** begin LISTED RECORDS **
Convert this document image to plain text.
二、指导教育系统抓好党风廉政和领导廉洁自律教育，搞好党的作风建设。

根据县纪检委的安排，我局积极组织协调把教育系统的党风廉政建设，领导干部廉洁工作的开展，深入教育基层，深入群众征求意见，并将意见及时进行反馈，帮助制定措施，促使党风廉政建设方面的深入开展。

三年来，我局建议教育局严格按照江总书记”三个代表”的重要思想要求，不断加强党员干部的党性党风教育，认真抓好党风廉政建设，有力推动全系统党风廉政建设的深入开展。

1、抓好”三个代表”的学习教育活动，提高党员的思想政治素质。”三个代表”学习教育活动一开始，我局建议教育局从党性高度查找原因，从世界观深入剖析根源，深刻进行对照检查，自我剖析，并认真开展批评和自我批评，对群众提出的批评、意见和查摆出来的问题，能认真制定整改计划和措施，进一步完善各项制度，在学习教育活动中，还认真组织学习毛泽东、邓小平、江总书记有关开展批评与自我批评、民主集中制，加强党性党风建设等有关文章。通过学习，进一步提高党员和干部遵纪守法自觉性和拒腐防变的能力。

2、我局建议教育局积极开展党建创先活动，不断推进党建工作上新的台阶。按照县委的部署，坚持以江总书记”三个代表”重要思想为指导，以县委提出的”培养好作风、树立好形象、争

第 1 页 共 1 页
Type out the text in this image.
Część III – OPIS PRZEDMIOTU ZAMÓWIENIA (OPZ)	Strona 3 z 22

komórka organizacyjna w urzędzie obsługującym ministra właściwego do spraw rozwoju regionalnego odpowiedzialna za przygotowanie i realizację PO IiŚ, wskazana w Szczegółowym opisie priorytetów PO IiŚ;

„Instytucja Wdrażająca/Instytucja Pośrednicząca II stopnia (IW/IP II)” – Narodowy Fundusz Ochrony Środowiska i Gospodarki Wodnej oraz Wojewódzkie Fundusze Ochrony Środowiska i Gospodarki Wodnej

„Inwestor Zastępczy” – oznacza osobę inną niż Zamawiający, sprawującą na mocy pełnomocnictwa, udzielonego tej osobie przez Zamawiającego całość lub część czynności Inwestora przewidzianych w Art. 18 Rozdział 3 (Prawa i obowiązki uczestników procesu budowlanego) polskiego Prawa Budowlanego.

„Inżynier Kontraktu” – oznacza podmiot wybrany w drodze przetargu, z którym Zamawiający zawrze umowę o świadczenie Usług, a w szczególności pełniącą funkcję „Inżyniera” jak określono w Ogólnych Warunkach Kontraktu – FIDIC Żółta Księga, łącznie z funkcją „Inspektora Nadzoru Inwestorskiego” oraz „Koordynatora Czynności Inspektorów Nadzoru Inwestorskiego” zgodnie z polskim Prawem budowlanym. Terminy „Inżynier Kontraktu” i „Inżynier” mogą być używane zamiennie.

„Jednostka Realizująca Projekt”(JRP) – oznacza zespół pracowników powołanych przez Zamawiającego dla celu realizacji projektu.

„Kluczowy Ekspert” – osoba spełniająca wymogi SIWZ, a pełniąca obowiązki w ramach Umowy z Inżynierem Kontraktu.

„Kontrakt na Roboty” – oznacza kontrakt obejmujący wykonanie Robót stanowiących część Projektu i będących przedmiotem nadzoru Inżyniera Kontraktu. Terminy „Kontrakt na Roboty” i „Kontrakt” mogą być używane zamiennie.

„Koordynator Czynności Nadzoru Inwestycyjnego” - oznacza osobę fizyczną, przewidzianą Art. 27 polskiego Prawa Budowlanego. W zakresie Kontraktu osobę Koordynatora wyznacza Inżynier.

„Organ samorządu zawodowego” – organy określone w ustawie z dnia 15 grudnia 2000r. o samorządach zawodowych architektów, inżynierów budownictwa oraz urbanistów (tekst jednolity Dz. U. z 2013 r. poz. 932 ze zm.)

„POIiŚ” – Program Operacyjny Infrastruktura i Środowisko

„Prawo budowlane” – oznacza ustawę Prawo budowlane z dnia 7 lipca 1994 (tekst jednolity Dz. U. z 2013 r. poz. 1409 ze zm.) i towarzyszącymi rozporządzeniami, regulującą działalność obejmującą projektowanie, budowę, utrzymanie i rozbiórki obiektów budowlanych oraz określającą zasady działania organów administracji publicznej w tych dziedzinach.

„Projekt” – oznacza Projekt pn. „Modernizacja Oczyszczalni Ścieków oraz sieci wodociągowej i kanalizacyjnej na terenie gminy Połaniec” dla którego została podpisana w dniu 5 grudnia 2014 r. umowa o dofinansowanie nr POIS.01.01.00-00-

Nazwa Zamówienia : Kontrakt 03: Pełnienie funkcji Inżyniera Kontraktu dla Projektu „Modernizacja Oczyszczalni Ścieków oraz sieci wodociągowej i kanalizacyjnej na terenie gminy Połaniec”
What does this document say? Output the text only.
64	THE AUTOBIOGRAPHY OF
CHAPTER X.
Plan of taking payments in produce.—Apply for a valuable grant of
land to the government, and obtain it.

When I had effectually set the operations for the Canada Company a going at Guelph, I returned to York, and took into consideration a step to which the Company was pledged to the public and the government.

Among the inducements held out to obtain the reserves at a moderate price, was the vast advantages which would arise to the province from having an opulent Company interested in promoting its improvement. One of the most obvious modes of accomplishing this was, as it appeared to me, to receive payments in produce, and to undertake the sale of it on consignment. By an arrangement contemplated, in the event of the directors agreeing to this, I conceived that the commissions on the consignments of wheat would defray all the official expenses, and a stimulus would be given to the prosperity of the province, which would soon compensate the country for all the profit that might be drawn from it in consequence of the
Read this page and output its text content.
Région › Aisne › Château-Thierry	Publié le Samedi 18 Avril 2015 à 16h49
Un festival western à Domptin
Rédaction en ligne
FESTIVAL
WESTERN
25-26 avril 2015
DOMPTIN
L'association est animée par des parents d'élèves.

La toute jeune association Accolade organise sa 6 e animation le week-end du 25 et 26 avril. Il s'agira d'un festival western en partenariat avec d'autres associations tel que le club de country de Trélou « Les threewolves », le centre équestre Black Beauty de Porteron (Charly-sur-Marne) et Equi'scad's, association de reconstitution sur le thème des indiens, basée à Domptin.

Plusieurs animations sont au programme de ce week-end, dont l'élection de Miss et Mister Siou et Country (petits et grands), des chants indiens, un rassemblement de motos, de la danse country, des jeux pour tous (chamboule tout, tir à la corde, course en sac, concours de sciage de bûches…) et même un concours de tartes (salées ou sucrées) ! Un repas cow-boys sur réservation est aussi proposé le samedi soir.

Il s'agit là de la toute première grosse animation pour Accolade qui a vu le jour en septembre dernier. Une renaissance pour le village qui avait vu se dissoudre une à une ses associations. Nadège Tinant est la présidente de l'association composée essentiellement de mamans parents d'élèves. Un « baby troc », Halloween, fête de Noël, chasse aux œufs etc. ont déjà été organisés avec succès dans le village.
** end LISTED RECORDS **
WHAT YOU WILL DO
Copy all the lines, exactly.

RESPONSE TO THE TASK
Convert this document image to plain text.
二、指导教育系统抓好党风廉政和领导廉洁自律教育，搞好党的作风建设。

根据县纪检委的安排，我局积极组织协调把教育系统的党风廉政建设，领导干部廉洁工作的开展，深入教育基层，深入群众征求意见，并将意见及时进行反馈，帮助制定措施，促使党风廉政建设方面的深入开展。

三年来，我局建议教育局严格按照江总书记”三个代表”的重要思想要求，不断加强党员干部的党性党风教育，认真抓好党风廉政建设，有力推动全系统党风廉政建设的深入开展。

1、抓好”三个代表”的学习教育活动，提高党员的思想政治素质。”三个代表”学习教育活动一开始，我局建议教育局从党性高度查找原因，从世界观深入剖析根源，深刻进行对照检查，自我剖析，并认真开展批评和自我批评，对群众提出的批评、意见和查摆出来的问题，能认真制定整改计划和措施，进一步完善各项制度，在学习教育活动中，还认真组织学习毛泽东、邓小平、江总书记有关开展批评与自我批评、民主集中制，加强党性党风建设等有关文章。通过学习，进一步提高党员和干部遵纪守法自觉性和拒腐防变的能力。

2、我局建议教育局积极开展党建创先活动，不断推进党建工作上新的台阶。按照县委的部署，坚持以江总书记”三个代表”重要思想为指导，以县委提出的”培养好作风、树立好形象、争

第 1 页 共 1 页
Type out the text in this image.
Część III – OPIS PRZEDMIOTU ZAMÓWIENIA (OPZ)	Strona 3 z 22

komórka organizacyjna w urzędzie obsługującym ministra właściwego do spraw rozwoju regionalnego odpowiedzialna za przygotowanie i realizację PO IiŚ, wskazana w Szczegółowym opisie priorytetów PO IiŚ;

„Instytucja Wdrażająca/Instytucja Pośrednicząca II stopnia (IW/IP II)” – Narodowy Fundusz Ochrony Środowiska i Gospodarki Wodnej oraz Wojewódzkie Fundusze Ochrony Środowiska i Gospodarki Wodnej

„Inwestor Zastępczy” – oznacza osobę inną niż Zamawiający, sprawującą na mocy pełnomocnictwa, udzielonego tej osobie przez Zamawiającego całość lub część czynności Inwestora przewidzianych w Art. 18 Rozdział 3 (Prawa i obowiązki uczestników procesu budowlanego) polskiego Prawa Budowlanego.

„Inżynier Kontraktu” – oznacza podmiot wybrany w drodze przetargu, z którym Zamawiający zawrze umowę o świadczenie Usług, a w szczególności pełniącą funkcję „Inżyniera” jak określono w Ogólnych Warunkach Kontraktu – FIDIC Żółta Księga, łącznie z funkcją „Inspektora Nadzoru Inwestorskiego” oraz „Koordynatora Czynności Inspektorów Nadzoru Inwestorskiego” zgodnie z polskim Prawem budowlanym. Terminy „Inżynier Kontraktu” i „Inżynier” mogą być używane zamiennie.

„Jednostka Realizująca Projekt”(JRP) – oznacza zespół pracowników powołanych przez Zamawiającego dla celu realizacji projektu.

„Kluczowy Ekspert” – osoba spełniająca wymogi SIWZ, a pełniąca obowiązki w ramach Umowy z Inżynierem Kontraktu.

„Kontrakt na Roboty” – oznacza kontrakt obejmujący wykonanie Robót stanowiących część Projektu i będących przedmiotem nadzoru Inżyniera Kontraktu. Terminy „Kontrakt na Roboty” i „Kontrakt” mogą być używane zamiennie.

„Koordynator Czynności Nadzoru Inwestycyjnego” - oznacza osobę fizyczną, przewidzianą Art. 27 polskiego Prawa Budowlanego. W zakresie Kontraktu osobę Koordynatora wyznacza Inżynier.

„Organ samorządu zawodowego” – organy określone w ustawie z dnia 15 grudnia 2000r. o samorządach zawodowych architektów, inżynierów budownictwa oraz urbanistów (tekst jednolity Dz. U. z 2013 r. poz. 932 ze zm.)

„POIiŚ” – Program Operacyjny Infrastruktura i Środowisko

„Prawo budowlane” – oznacza ustawę Prawo budowlane z dnia 7 lipca 1994 (tekst jednolity Dz. U. z 2013 r. poz. 1409 ze zm.) i towarzyszącymi rozporządzeniami, regulującą działalność obejmującą projektowanie, budowę, utrzymanie i rozbiórki obiektów budowlanych oraz określającą zasady działania organów administracji publicznej w tych dziedzinach.

„Projekt” – oznacza Projekt pn. „Modernizacja Oczyszczalni Ścieków oraz sieci wodociągowej i kanalizacyjnej na terenie gminy Połaniec” dla którego została podpisana w dniu 5 grudnia 2014 r. umowa o dofinansowanie nr POIS.01.01.00-00-

Nazwa Zamówienia : Kontrakt 03: Pełnienie funkcji Inżyniera Kontraktu dla Projektu „Modernizacja Oczyszczalni Ścieków oraz sieci wodociągowej i kanalizacyjnej na terenie gminy Połaniec”
What does this document say? Output the text only.
64	THE AUTOBIOGRAPHY OF
CHAPTER X.
Plan of taking payments in produce.—Apply for a valuable grant of
land to the government, and obtain it.

When I had effectually set the operations for the Canada Company a going at Guelph, I returned to York, and took into consideration a step to which the Company was pledged to the public and the government.

Among the inducements held out to obtain the reserves at a moderate price, was the vast advantages which would arise to the province from having an opulent Company interested in promoting its improvement. One of the most obvious modes of accomplishing this was, as it appeared to me, to receive payments in produce, and to undertake the sale of it on consignment. By an arrangement contemplated, in the event of the directors agreeing to this, I conceived that the commissions on the consignments of wheat would defray all the official expenses, and a stimulus would be given to the prosperity of the province, which would soon compensate the country for all the profit that might be drawn from it in consequence of the
Read this page and output its text content.
Région › Aisne › Château-Thierry	Publié le Samedi 18 Avril 2015 à 16h49
Un festival western à Domptin
Rédaction en ligne
FESTIVAL
WESTERN
25-26 avril 2015
DOMPTIN
L'association est animée par des parents d'élèves.

La toute jeune association Accolade organise sa 6 e animation le week-end du 25 et 26 avril. Il s'agira d'un festival western en partenariat avec d'autres associations tel que le club de country de Trélou « Les threewolves », le centre équestre Black Beauty de Porteron (Charly-sur-Marne) et Equi'scad's, association de reconstitution sur le thème des indiens, basée à Domptin.

Plusieurs animations sont au programme de ce week-end, dont l'élection de Miss et Mister Siou et Country (petits et grands), des chants indiens, un rassemblement de motos, de la danse country, des jeux pour tous (chamboule tout, tir à la corde, course en sac, concours de sciage de bûches…) et même un concours de tartes (salées ou sucrées) ! Un repas cow-boys sur réservation est aussi proposé le samedi soir.

Il s'agit là de la toute première grosse animation pour Accolade qui a vu le jour en septembre dernier. Une renaissance pour le village qui avait vu se dissoudre une à une ses associations. Nadège Tinant est la présidente de l'association composée essentiellement de mamans parents d'élèves. Un « baby troc », Halloween, fête de Noël, chasse aux œufs etc. ont déjà été organisés avec succès dans le village.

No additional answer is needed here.